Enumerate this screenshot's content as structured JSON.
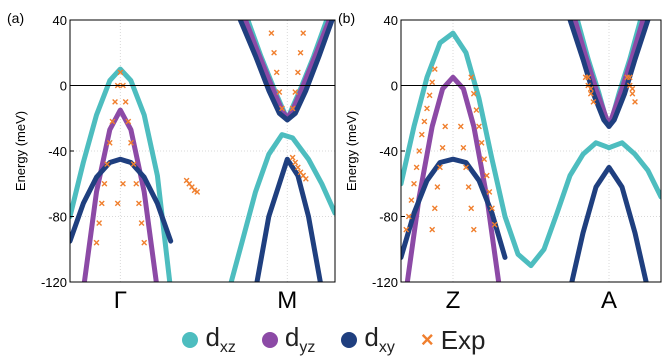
{
  "chart_data": [
    {
      "type": "line",
      "panel_label": "(a)",
      "title": "",
      "ylabel": "Energy (meV)",
      "xlabel": "",
      "ylim": [
        -120,
        40
      ],
      "xlim": [
        0,
        1
      ],
      "yticks": [
        40,
        0,
        -40,
        -80,
        -120
      ],
      "ytick_labels": [
        "40",
        "0",
        "-40",
        "-80",
        "-120"
      ],
      "high_symmetry": [
        {
          "label": "Γ",
          "x": 0.19
        },
        {
          "label": "M",
          "x": 0.82
        }
      ],
      "series": [
        {
          "key": "dxz",
          "x": [
            0.0,
            0.05,
            0.1,
            0.15,
            0.19,
            0.23,
            0.28,
            0.33,
            0.38
          ],
          "y": [
            -80,
            -47,
            -18,
            3,
            10,
            3,
            -18,
            -55,
            -125
          ]
        },
        {
          "key": "dyz",
          "x": [
            0.05,
            0.1,
            0.15,
            0.19,
            0.23,
            0.28,
            0.33
          ],
          "y": [
            -125,
            -65,
            -27,
            -15,
            -27,
            -65,
            -125
          ]
        },
        {
          "key": "dxy",
          "x": [
            0.0,
            0.05,
            0.1,
            0.15,
            0.19,
            0.23,
            0.28,
            0.33,
            0.38
          ],
          "y": [
            -95,
            -72,
            -56,
            -47,
            -45,
            -47,
            -56,
            -72,
            -95
          ]
        },
        {
          "key": "dxz",
          "x": [
            0.6,
            0.65,
            0.7,
            0.75,
            0.8,
            0.84,
            0.9,
            0.95,
            1.0
          ],
          "y": [
            -125,
            -95,
            -65,
            -42,
            -30,
            -32,
            -45,
            -60,
            -78
          ]
        },
        {
          "key": "dxy",
          "x": [
            0.7,
            0.75,
            0.8,
            0.82,
            0.86,
            0.9,
            0.95
          ],
          "y": [
            -125,
            -80,
            -55,
            -45,
            -55,
            -80,
            -125
          ]
        },
        {
          "key": "dyz",
          "x": [
            0.65,
            0.71,
            0.76,
            0.8,
            0.82,
            0.84,
            0.88,
            0.93,
            0.99
          ],
          "y": [
            45,
            20,
            0,
            -15,
            -20,
            -15,
            0,
            20,
            45
          ]
        },
        {
          "key": "dxz",
          "x": [
            0.66,
            0.72,
            0.77,
            0.81,
            0.82,
            0.83,
            0.87,
            0.92,
            0.98
          ],
          "y": [
            45,
            18,
            -2,
            -17,
            -20,
            -17,
            -2,
            18,
            45
          ]
        },
        {
          "key": "dxy",
          "x": [
            0.63,
            0.7,
            0.75,
            0.79,
            0.82,
            0.85,
            0.89,
            0.94,
            1.0
          ],
          "y": [
            45,
            18,
            -3,
            -17,
            -21,
            -17,
            -3,
            18,
            45
          ]
        }
      ],
      "exp": [
        {
          "x": 0.19,
          "y": 8
        },
        {
          "x": 0.18,
          "y": 0
        },
        {
          "x": 0.2,
          "y": 0
        },
        {
          "x": 0.17,
          "y": -10
        },
        {
          "x": 0.21,
          "y": -10
        },
        {
          "x": 0.16,
          "y": -22
        },
        {
          "x": 0.22,
          "y": -22
        },
        {
          "x": 0.15,
          "y": -35
        },
        {
          "x": 0.23,
          "y": -35
        },
        {
          "x": 0.14,
          "y": -48
        },
        {
          "x": 0.24,
          "y": -48
        },
        {
          "x": 0.13,
          "y": -60
        },
        {
          "x": 0.25,
          "y": -60
        },
        {
          "x": 0.12,
          "y": -72
        },
        {
          "x": 0.26,
          "y": -72
        },
        {
          "x": 0.11,
          "y": -84
        },
        {
          "x": 0.27,
          "y": -84
        },
        {
          "x": 0.1,
          "y": -96
        },
        {
          "x": 0.28,
          "y": -96
        },
        {
          "x": 0.18,
          "y": -72
        },
        {
          "x": 0.2,
          "y": -60
        },
        {
          "x": 0.44,
          "y": -58
        },
        {
          "x": 0.45,
          "y": -60
        },
        {
          "x": 0.46,
          "y": -62
        },
        {
          "x": 0.47,
          "y": -64
        },
        {
          "x": 0.48,
          "y": -65
        },
        {
          "x": 0.84,
          "y": -44
        },
        {
          "x": 0.85,
          "y": -47
        },
        {
          "x": 0.86,
          "y": -50
        },
        {
          "x": 0.87,
          "y": -53
        },
        {
          "x": 0.88,
          "y": -55
        },
        {
          "x": 0.89,
          "y": -57
        },
        {
          "x": 0.76,
          "y": 32
        },
        {
          "x": 0.77,
          "y": 20
        },
        {
          "x": 0.78,
          "y": 8
        },
        {
          "x": 0.79,
          "y": -4
        },
        {
          "x": 0.8,
          "y": -14
        },
        {
          "x": 0.84,
          "y": -14
        },
        {
          "x": 0.85,
          "y": -4
        },
        {
          "x": 0.86,
          "y": 8
        },
        {
          "x": 0.87,
          "y": 20
        },
        {
          "x": 0.88,
          "y": 32
        }
      ]
    },
    {
      "type": "line",
      "panel_label": "(b)",
      "title": "",
      "ylabel": "Energy (meV)",
      "xlabel": "",
      "ylim": [
        -120,
        40
      ],
      "xlim": [
        0,
        1
      ],
      "yticks": [
        40,
        0,
        -40,
        -80,
        -120
      ],
      "ytick_labels": [
        "40",
        "0",
        "-40",
        "-80",
        "-120"
      ],
      "high_symmetry": [
        {
          "label": "Z",
          "x": 0.2
        },
        {
          "label": "A",
          "x": 0.8
        }
      ],
      "series": [
        {
          "key": "dxz",
          "x": [
            0.0,
            0.05,
            0.1,
            0.15,
            0.2,
            0.25,
            0.3,
            0.35,
            0.4,
            0.45,
            0.5,
            0.55,
            0.6,
            0.65,
            0.7,
            0.75,
            0.8
          ],
          "y": [
            -60,
            -25,
            5,
            26,
            32,
            20,
            -8,
            -45,
            -80,
            -103,
            -110,
            -100,
            -78,
            -55,
            -42,
            -35,
            -38
          ]
        },
        {
          "key": "dxz",
          "x": [
            0.8,
            0.85,
            0.9,
            0.95,
            1.0
          ],
          "y": [
            -38,
            -35,
            -42,
            -52,
            -68
          ]
        },
        {
          "key": "dyz",
          "x": [
            0.02,
            0.07,
            0.12,
            0.16,
            0.2,
            0.24,
            0.28,
            0.33,
            0.38
          ],
          "y": [
            -125,
            -68,
            -25,
            -2,
            5,
            -2,
            -25,
            -68,
            -125
          ]
        },
        {
          "key": "dxy",
          "x": [
            0.0,
            0.05,
            0.1,
            0.15,
            0.2,
            0.25,
            0.3,
            0.35,
            0.4
          ],
          "y": [
            -105,
            -78,
            -58,
            -47,
            -45,
            -47,
            -58,
            -78,
            -105
          ]
        },
        {
          "key": "dxy",
          "x": [
            0.65,
            0.7,
            0.75,
            0.8,
            0.85,
            0.9,
            0.95
          ],
          "y": [
            -125,
            -90,
            -62,
            -50,
            -62,
            -90,
            -125
          ]
        },
        {
          "key": "dyz",
          "x": [
            0.66,
            0.71,
            0.75,
            0.79,
            0.8,
            0.81,
            0.85,
            0.89,
            0.94
          ],
          "y": [
            45,
            18,
            -2,
            -20,
            -25,
            -20,
            -2,
            18,
            45
          ]
        },
        {
          "key": "dxz",
          "x": [
            0.67,
            0.72,
            0.76,
            0.79,
            0.8,
            0.81,
            0.84,
            0.88,
            0.93
          ],
          "y": [
            45,
            16,
            -4,
            -21,
            -25,
            -21,
            -4,
            16,
            45
          ]
        },
        {
          "key": "dxy",
          "x": [
            0.64,
            0.7,
            0.74,
            0.78,
            0.8,
            0.82,
            0.86,
            0.9,
            0.96
          ],
          "y": [
            45,
            16,
            -5,
            -21,
            -25,
            -21,
            -5,
            16,
            45
          ]
        }
      ],
      "exp": [
        {
          "x": 0.13,
          "y": 10
        },
        {
          "x": 0.12,
          "y": 2
        },
        {
          "x": 0.11,
          "y": -6
        },
        {
          "x": 0.1,
          "y": -14
        },
        {
          "x": 0.09,
          "y": -22
        },
        {
          "x": 0.08,
          "y": -30
        },
        {
          "x": 0.07,
          "y": -40
        },
        {
          "x": 0.06,
          "y": -50
        },
        {
          "x": 0.05,
          "y": -60
        },
        {
          "x": 0.04,
          "y": -70
        },
        {
          "x": 0.03,
          "y": -80
        },
        {
          "x": 0.02,
          "y": -88
        },
        {
          "x": 0.27,
          "y": 5
        },
        {
          "x": 0.28,
          "y": -5
        },
        {
          "x": 0.29,
          "y": -15
        },
        {
          "x": 0.3,
          "y": -25
        },
        {
          "x": 0.31,
          "y": -35
        },
        {
          "x": 0.32,
          "y": -45
        },
        {
          "x": 0.33,
          "y": -55
        },
        {
          "x": 0.34,
          "y": -65
        },
        {
          "x": 0.35,
          "y": -75
        },
        {
          "x": 0.36,
          "y": -85
        },
        {
          "x": 0.17,
          "y": -25
        },
        {
          "x": 0.16,
          "y": -38
        },
        {
          "x": 0.15,
          "y": -50
        },
        {
          "x": 0.14,
          "y": -62
        },
        {
          "x": 0.13,
          "y": -75
        },
        {
          "x": 0.12,
          "y": -88
        },
        {
          "x": 0.23,
          "y": -25
        },
        {
          "x": 0.24,
          "y": -38
        },
        {
          "x": 0.25,
          "y": -50
        },
        {
          "x": 0.26,
          "y": -62
        },
        {
          "x": 0.27,
          "y": -75
        },
        {
          "x": 0.28,
          "y": -88
        },
        {
          "x": 0.71,
          "y": 5
        },
        {
          "x": 0.72,
          "y": 0
        },
        {
          "x": 0.73,
          "y": -5
        },
        {
          "x": 0.74,
          "y": -10
        },
        {
          "x": 0.72,
          "y": 5
        },
        {
          "x": 0.73,
          "y": -2
        },
        {
          "x": 0.87,
          "y": 5
        },
        {
          "x": 0.88,
          "y": 0
        },
        {
          "x": 0.89,
          "y": -5
        },
        {
          "x": 0.9,
          "y": -10
        },
        {
          "x": 0.88,
          "y": 5
        },
        {
          "x": 0.89,
          "y": -2
        }
      ]
    }
  ],
  "legend": [
    {
      "key": "dxz",
      "main": "d",
      "sub": "xz",
      "color": "#4dbdbf",
      "marker": "dot"
    },
    {
      "key": "dyz",
      "main": "d",
      "sub": "yz",
      "color": "#8c4aa6",
      "marker": "dot"
    },
    {
      "key": "dxy",
      "main": "d",
      "sub": "xy",
      "color": "#1f3f7f",
      "marker": "dot"
    },
    {
      "key": "exp",
      "main": "Exp",
      "sub": "",
      "color": "#f07f2e",
      "marker": "cross"
    }
  ]
}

* * *

**Work to do**:
From the entries above, copy every line containing the word "color".

**Response for this exercise**:
      "color": "#4dbdbf",
      "color": "#8c4aa6",
      "color": "#1f3f7f",
      "color": "#f07f2e",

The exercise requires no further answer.